[Begin Dataset excerpts]

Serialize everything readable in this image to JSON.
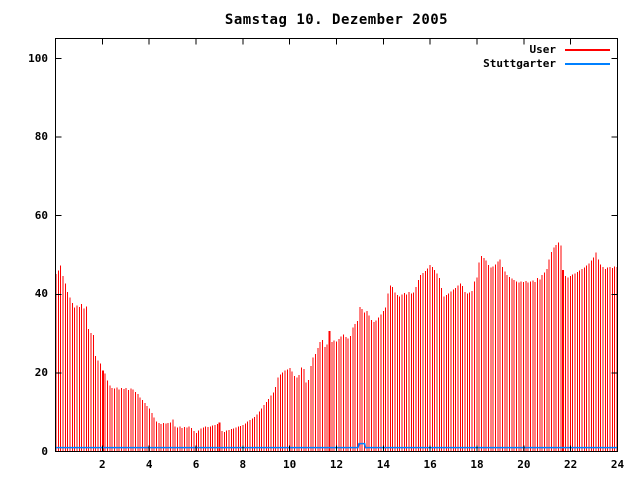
{
  "title": "Samstag 10. Dezember 2005",
  "legend": [
    {
      "label": "User",
      "color": "#ff0000"
    },
    {
      "label": "Stuttgarter",
      "color": "#0080ff"
    }
  ],
  "colors": {
    "axis": "#000000",
    "background": "#ffffff",
    "user": "#ff0000",
    "stuttgarter": "#0080ff"
  },
  "chart_data": {
    "type": "bar",
    "title": "Samstag 10. Dezember 2005",
    "xlabel": "",
    "ylabel": "",
    "xlim": [
      0,
      24
    ],
    "ylim": [
      0,
      105
    ],
    "grid": false,
    "legend_position": "top-right-inside",
    "x_ticks": [
      2,
      4,
      6,
      8,
      10,
      12,
      14,
      16,
      18,
      20,
      22,
      24
    ],
    "y_ticks": [
      0,
      20,
      40,
      60,
      80,
      100
    ],
    "x_unit": "hour",
    "x_step_hours": 0.1,
    "series": [
      {
        "name": "User",
        "style": "impulses",
        "color": "#ff0000",
        "wide_indices": [
          20,
          70,
          117,
          217
        ],
        "values": [
          45.2,
          46.1,
          47.3,
          44.6,
          42.8,
          40.6,
          39.2,
          37.8,
          36.6,
          37.2,
          36.8,
          37.5,
          36.4,
          36.9,
          31.2,
          30.1,
          29.6,
          24.3,
          23.1,
          22.4,
          20.6,
          19.8,
          18.1,
          16.8,
          16.2,
          16.0,
          16.3,
          15.8,
          16.1,
          15.9,
          16.2,
          15.7,
          16.0,
          15.8,
          15.2,
          14.6,
          13.8,
          13.1,
          12.4,
          11.6,
          10.9,
          9.8,
          8.7,
          7.6,
          7.2,
          7.0,
          7.3,
          7.1,
          7.2,
          7.4,
          8.1,
          6.4,
          6.1,
          6.3,
          6.0,
          6.2,
          6.1,
          6.3,
          6.0,
          5.2,
          4.7,
          5.4,
          5.8,
          6.1,
          6.3,
          6.2,
          6.4,
          6.6,
          6.8,
          7.0,
          7.4,
          5.2,
          5.0,
          5.3,
          5.5,
          5.7,
          5.9,
          6.1,
          6.3,
          6.5,
          6.7,
          7.1,
          7.6,
          8.0,
          8.4,
          8.8,
          9.4,
          10.2,
          11.0,
          11.8,
          12.6,
          13.4,
          14.2,
          15.0,
          16.4,
          18.8,
          19.6,
          20.1,
          20.6,
          20.9,
          21.2,
          20.4,
          19.2,
          18.8,
          19.5,
          21.4,
          21.0,
          17.6,
          18.2,
          21.8,
          23.9,
          24.8,
          26.3,
          27.8,
          28.4,
          26.6,
          27.2,
          30.6,
          27.9,
          28.3,
          28.0,
          28.6,
          29.3,
          29.8,
          29.1,
          28.8,
          29.4,
          31.6,
          32.4,
          33.2,
          36.8,
          36.2,
          35.4,
          35.8,
          34.6,
          33.4,
          33.0,
          33.3,
          34.1,
          34.9,
          35.7,
          36.6,
          40.2,
          42.3,
          41.8,
          40.4,
          39.8,
          39.5,
          39.9,
          40.3,
          40.0,
          40.6,
          40.2,
          40.5,
          41.8,
          43.6,
          44.9,
          45.4,
          45.9,
          46.6,
          47.4,
          47.0,
          46.2,
          45.3,
          44.1,
          41.6,
          39.4,
          39.8,
          40.2,
          40.7,
          41.2,
          41.6,
          42.2,
          42.8,
          42.1,
          40.6,
          40.2,
          40.5,
          40.8,
          43.2,
          44.3,
          48.1,
          49.8,
          49.2,
          48.6,
          47.4,
          46.8,
          47.1,
          47.6,
          48.4,
          48.8,
          46.9,
          45.8,
          44.9,
          44.4,
          44.0,
          43.6,
          43.2,
          43.0,
          43.3,
          43.1,
          43.4,
          43.0,
          43.2,
          43.5,
          43.1,
          44.2,
          43.8,
          44.9,
          45.6,
          46.4,
          48.9,
          50.8,
          51.9,
          52.6,
          53.2,
          52.4,
          46.2,
          44.6,
          44.3,
          44.7,
          45.0,
          45.3,
          45.7,
          46.1,
          46.4,
          46.8,
          47.3,
          47.9,
          48.6,
          49.4,
          50.6,
          48.8,
          47.6,
          47.0,
          46.5,
          46.8,
          47.0,
          46.7,
          47.1,
          46.9
        ]
      },
      {
        "name": "Stuttgarter",
        "style": "line",
        "color": "#0080ff",
        "points": [
          [
            0,
            1
          ],
          [
            12.92,
            1
          ],
          [
            12.96,
            2
          ],
          [
            13.2,
            2
          ],
          [
            13.24,
            1
          ],
          [
            24,
            1
          ]
        ]
      }
    ]
  }
}
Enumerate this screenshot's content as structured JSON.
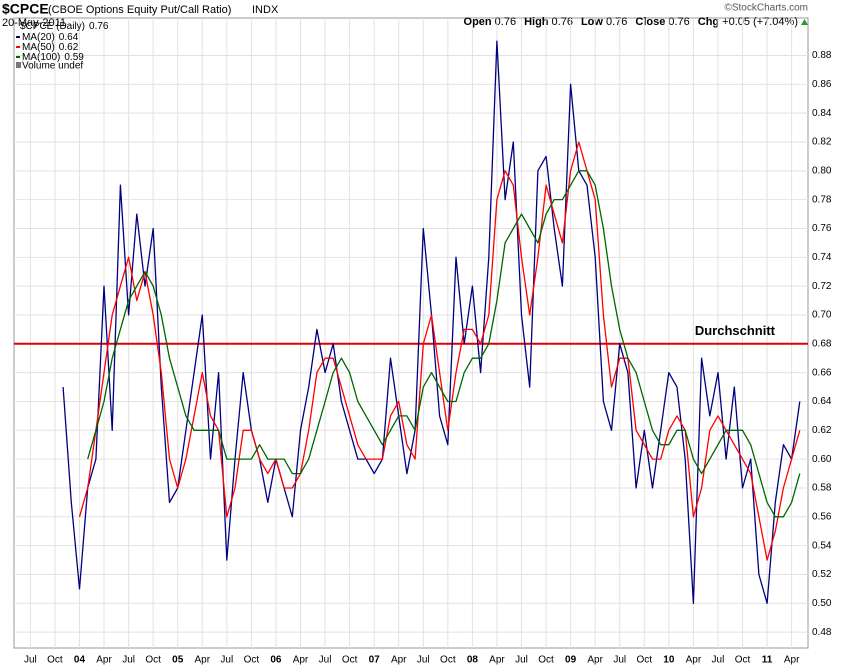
{
  "header": {
    "symbol": "$CPCE",
    "description": "(CBOE Options Equity Put/Call Ratio)",
    "exchange": "INDX",
    "date": "20-May-2011",
    "credit": "©StockCharts.com",
    "quote": [
      {
        "label": "Open",
        "value": 0.76
      },
      {
        "label": "High",
        "value": 0.76
      },
      {
        "label": "Low",
        "value": 0.76
      },
      {
        "label": "Close",
        "value": 0.76
      },
      {
        "label": "Chg",
        "value": "+0.05 (+7.04%)"
      }
    ]
  },
  "chart_data": {
    "type": "line",
    "legend": {
      "price_label": "$CPCE (Daily)",
      "price_value": 0.76,
      "volume_label": "Volume undef",
      "position": "top-left"
    },
    "x": [
      "2003-11",
      "2003-12",
      "2004-01",
      "2004-02",
      "2004-03",
      "2004-04",
      "2004-05",
      "2004-06",
      "2004-07",
      "2004-08",
      "2004-09",
      "2004-10",
      "2004-11",
      "2004-12",
      "2005-01",
      "2005-02",
      "2005-03",
      "2005-04",
      "2005-05",
      "2005-06",
      "2005-07",
      "2005-08",
      "2005-09",
      "2005-10",
      "2005-11",
      "2005-12",
      "2006-01",
      "2006-02",
      "2006-03",
      "2006-04",
      "2006-05",
      "2006-06",
      "2006-07",
      "2006-08",
      "2006-09",
      "2006-10",
      "2006-11",
      "2006-12",
      "2007-01",
      "2007-02",
      "2007-03",
      "2007-04",
      "2007-05",
      "2007-06",
      "2007-07",
      "2007-08",
      "2007-09",
      "2007-10",
      "2007-11",
      "2007-12",
      "2008-01",
      "2008-02",
      "2008-03",
      "2008-04",
      "2008-05",
      "2008-06",
      "2008-07",
      "2008-08",
      "2008-09",
      "2008-10",
      "2008-11",
      "2008-12",
      "2009-01",
      "2009-02",
      "2009-03",
      "2009-04",
      "2009-05",
      "2009-06",
      "2009-07",
      "2009-08",
      "2009-09",
      "2009-10",
      "2009-11",
      "2009-12",
      "2010-01",
      "2010-02",
      "2010-03",
      "2010-04",
      "2010-05",
      "2010-06",
      "2010-07",
      "2010-08",
      "2010-09",
      "2010-10",
      "2010-11",
      "2010-12",
      "2011-01",
      "2011-02",
      "2011-03",
      "2011-04",
      "2011-05"
    ],
    "series": [
      {
        "name": "MA(20)",
        "last": 0.64,
        "color": "#000080",
        "values": [
          0.65,
          0.57,
          0.51,
          0.58,
          0.6,
          0.72,
          0.62,
          0.79,
          0.7,
          0.77,
          0.72,
          0.76,
          0.65,
          0.57,
          0.58,
          0.62,
          0.66,
          0.7,
          0.6,
          0.66,
          0.53,
          0.6,
          0.66,
          0.62,
          0.6,
          0.57,
          0.6,
          0.58,
          0.56,
          0.62,
          0.65,
          0.69,
          0.66,
          0.68,
          0.64,
          0.62,
          0.6,
          0.6,
          0.59,
          0.6,
          0.67,
          0.63,
          0.59,
          0.62,
          0.76,
          0.7,
          0.63,
          0.61,
          0.74,
          0.68,
          0.72,
          0.66,
          0.74,
          0.89,
          0.78,
          0.82,
          0.7,
          0.65,
          0.8,
          0.81,
          0.76,
          0.72,
          0.86,
          0.8,
          0.79,
          0.74,
          0.64,
          0.62,
          0.68,
          0.66,
          0.58,
          0.62,
          0.58,
          0.62,
          0.66,
          0.65,
          0.6,
          0.5,
          0.67,
          0.63,
          0.66,
          0.6,
          0.65,
          0.58,
          0.6,
          0.52,
          0.5,
          0.57,
          0.61,
          0.6,
          0.64
        ]
      },
      {
        "name": "MA(50)",
        "last": 0.62,
        "color": "#ff0000",
        "values": [
          null,
          null,
          0.56,
          0.58,
          0.62,
          0.66,
          0.7,
          0.72,
          0.74,
          0.71,
          0.73,
          0.7,
          0.66,
          0.6,
          0.58,
          0.6,
          0.63,
          0.66,
          0.63,
          0.62,
          0.56,
          0.58,
          0.62,
          0.62,
          0.6,
          0.59,
          0.6,
          0.58,
          0.58,
          0.59,
          0.62,
          0.66,
          0.67,
          0.67,
          0.65,
          0.63,
          0.61,
          0.6,
          0.6,
          0.6,
          0.63,
          0.64,
          0.61,
          0.6,
          0.68,
          0.7,
          0.66,
          0.62,
          0.66,
          0.69,
          0.69,
          0.68,
          0.7,
          0.78,
          0.8,
          0.79,
          0.74,
          0.7,
          0.74,
          0.79,
          0.77,
          0.75,
          0.8,
          0.82,
          0.8,
          0.78,
          0.7,
          0.65,
          0.67,
          0.67,
          0.62,
          0.61,
          0.6,
          0.6,
          0.62,
          0.63,
          0.62,
          0.56,
          0.58,
          0.62,
          0.63,
          0.62,
          0.61,
          0.6,
          0.59,
          0.56,
          0.53,
          0.55,
          0.58,
          0.6,
          0.62
        ]
      },
      {
        "name": "MA(100)",
        "last": 0.59,
        "color": "#006600",
        "values": [
          null,
          null,
          null,
          0.6,
          0.62,
          0.64,
          0.67,
          0.69,
          0.71,
          0.72,
          0.73,
          0.72,
          0.7,
          0.67,
          0.65,
          0.63,
          0.62,
          0.62,
          0.62,
          0.62,
          0.6,
          0.6,
          0.6,
          0.6,
          0.61,
          0.6,
          0.6,
          0.6,
          0.59,
          0.59,
          0.6,
          0.62,
          0.64,
          0.66,
          0.67,
          0.66,
          0.64,
          0.63,
          0.62,
          0.61,
          0.62,
          0.63,
          0.63,
          0.62,
          0.65,
          0.66,
          0.65,
          0.64,
          0.64,
          0.66,
          0.67,
          0.67,
          0.68,
          0.71,
          0.75,
          0.76,
          0.77,
          0.76,
          0.75,
          0.77,
          0.78,
          0.78,
          0.79,
          0.8,
          0.8,
          0.79,
          0.76,
          0.72,
          0.69,
          0.67,
          0.66,
          0.64,
          0.62,
          0.61,
          0.61,
          0.62,
          0.62,
          0.6,
          0.59,
          0.6,
          0.61,
          0.62,
          0.62,
          0.62,
          0.61,
          0.59,
          0.57,
          0.56,
          0.56,
          0.57,
          0.59
        ]
      }
    ],
    "reference_line": {
      "value": 0.68,
      "label": "Durchschnitt",
      "color": "#dd0000"
    },
    "xlim": [
      "2003-05",
      "2011-06"
    ],
    "xticks": [
      {
        "value": "2003-07",
        "label": "Jul"
      },
      {
        "value": "2003-10",
        "label": "Oct"
      },
      {
        "value": "2004-01",
        "label": "04"
      },
      {
        "value": "2004-04",
        "label": "Apr"
      },
      {
        "value": "2004-07",
        "label": "Jul"
      },
      {
        "value": "2004-10",
        "label": "Oct"
      },
      {
        "value": "2005-01",
        "label": "05"
      },
      {
        "value": "2005-04",
        "label": "Apr"
      },
      {
        "value": "2005-07",
        "label": "Jul"
      },
      {
        "value": "2005-10",
        "label": "Oct"
      },
      {
        "value": "2006-01",
        "label": "06"
      },
      {
        "value": "2006-04",
        "label": "Apr"
      },
      {
        "value": "2006-07",
        "label": "Jul"
      },
      {
        "value": "2006-10",
        "label": "Oct"
      },
      {
        "value": "2007-01",
        "label": "07"
      },
      {
        "value": "2007-04",
        "label": "Apr"
      },
      {
        "value": "2007-07",
        "label": "Jul"
      },
      {
        "value": "2007-10",
        "label": "Oct"
      },
      {
        "value": "2008-01",
        "label": "08"
      },
      {
        "value": "2008-04",
        "label": "Apr"
      },
      {
        "value": "2008-07",
        "label": "Jul"
      },
      {
        "value": "2008-10",
        "label": "Oct"
      },
      {
        "value": "2009-01",
        "label": "09"
      },
      {
        "value": "2009-04",
        "label": "Apr"
      },
      {
        "value": "2009-07",
        "label": "Jul"
      },
      {
        "value": "2009-10",
        "label": "Oct"
      },
      {
        "value": "2010-01",
        "label": "10"
      },
      {
        "value": "2010-04",
        "label": "Apr"
      },
      {
        "value": "2010-07",
        "label": "Jul"
      },
      {
        "value": "2010-10",
        "label": "Oct"
      },
      {
        "value": "2011-01",
        "label": "11"
      },
      {
        "value": "2011-04",
        "label": "Apr"
      }
    ],
    "ylim": [
      0.469,
      0.906
    ],
    "yticks": [
      0.48,
      {
        "value": 0.5,
        "label": "0.50"
      },
      0.52,
      0.54,
      0.56,
      0.58,
      {
        "value": 0.6,
        "label": "0.60"
      },
      0.62,
      0.64,
      0.66,
      0.68,
      {
        "value": 0.7,
        "label": "0.70"
      },
      0.72,
      0.74,
      0.76,
      0.78,
      {
        "value": 0.8,
        "label": "0.80"
      },
      0.82,
      0.84,
      0.86,
      0.88
    ],
    "grid": true
  }
}
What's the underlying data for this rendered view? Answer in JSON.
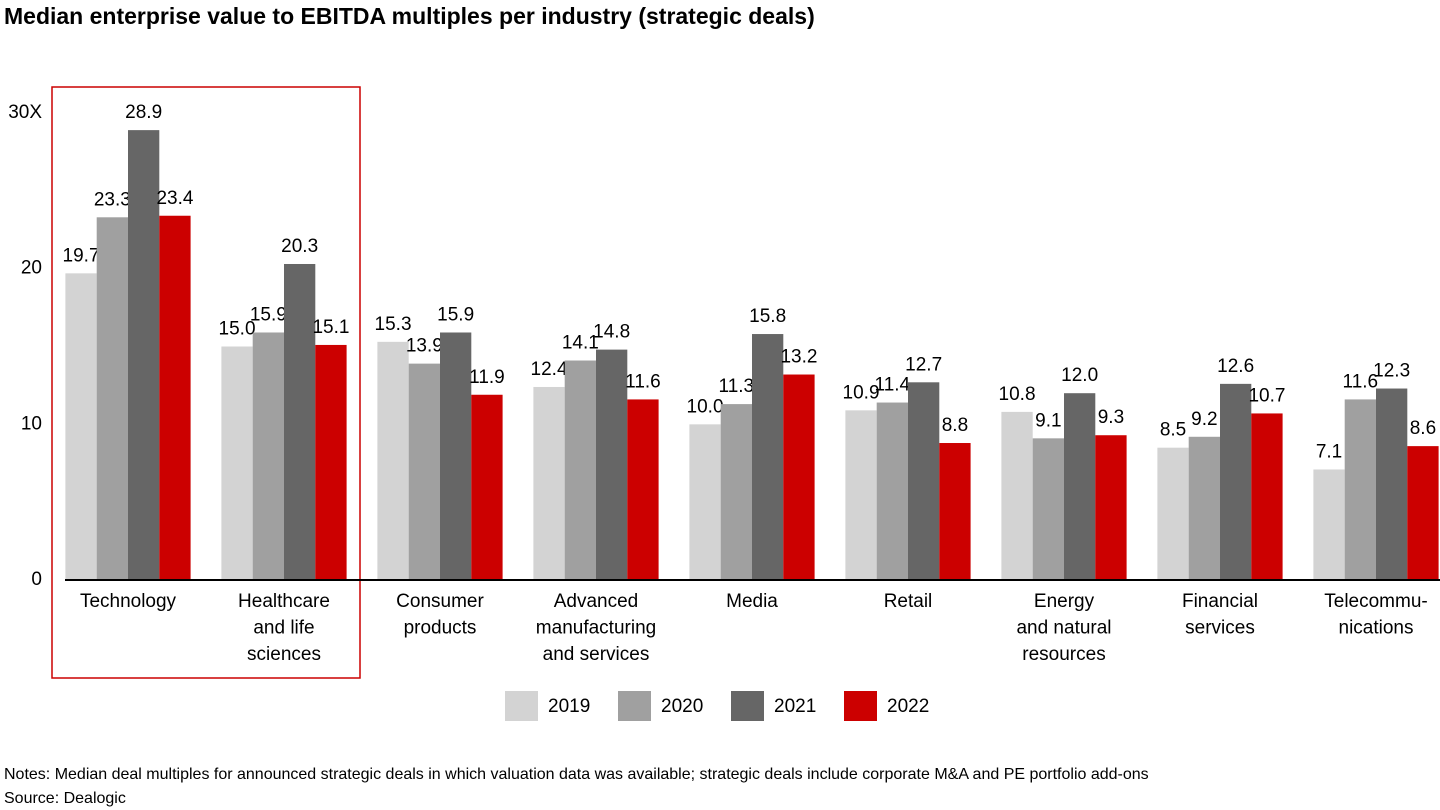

[End Dataset excerpts]

Directions: Look through the records and gather every line containing "name".

Exercise output:
        "name": "User",
        "name": "Stuttgarter",
        "name": "MA(20)",
        "name": "MA(50)",
        "name": "MA(100)",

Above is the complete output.